Listing:

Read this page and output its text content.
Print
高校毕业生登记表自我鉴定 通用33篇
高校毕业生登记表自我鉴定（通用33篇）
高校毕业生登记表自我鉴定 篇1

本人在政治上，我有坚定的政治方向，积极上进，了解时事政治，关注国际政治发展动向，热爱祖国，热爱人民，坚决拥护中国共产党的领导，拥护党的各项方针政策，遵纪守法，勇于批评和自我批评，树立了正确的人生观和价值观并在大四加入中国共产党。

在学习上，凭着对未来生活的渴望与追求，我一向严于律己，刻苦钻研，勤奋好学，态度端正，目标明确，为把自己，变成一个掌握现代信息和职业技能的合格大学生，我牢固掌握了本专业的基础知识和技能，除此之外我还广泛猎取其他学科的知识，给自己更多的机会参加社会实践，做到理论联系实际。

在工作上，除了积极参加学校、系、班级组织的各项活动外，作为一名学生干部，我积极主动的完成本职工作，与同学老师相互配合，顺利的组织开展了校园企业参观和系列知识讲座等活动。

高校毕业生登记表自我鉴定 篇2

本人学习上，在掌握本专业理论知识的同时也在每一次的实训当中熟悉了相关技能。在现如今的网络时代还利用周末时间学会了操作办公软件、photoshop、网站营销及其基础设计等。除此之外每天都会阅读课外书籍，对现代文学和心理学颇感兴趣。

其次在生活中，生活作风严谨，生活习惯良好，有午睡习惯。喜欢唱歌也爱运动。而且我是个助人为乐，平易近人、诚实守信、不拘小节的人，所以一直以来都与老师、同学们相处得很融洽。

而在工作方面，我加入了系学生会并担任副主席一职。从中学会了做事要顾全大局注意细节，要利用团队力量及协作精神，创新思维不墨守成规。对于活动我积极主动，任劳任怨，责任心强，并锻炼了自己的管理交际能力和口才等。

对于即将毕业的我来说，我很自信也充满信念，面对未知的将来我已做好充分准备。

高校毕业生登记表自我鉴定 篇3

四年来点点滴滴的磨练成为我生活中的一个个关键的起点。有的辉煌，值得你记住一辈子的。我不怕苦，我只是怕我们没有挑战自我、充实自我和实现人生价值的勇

Given problem: Above is a listing; report how many of its lines include the word "高校毕业生登记表自我鉴定", giving the number only.

Completed task: 5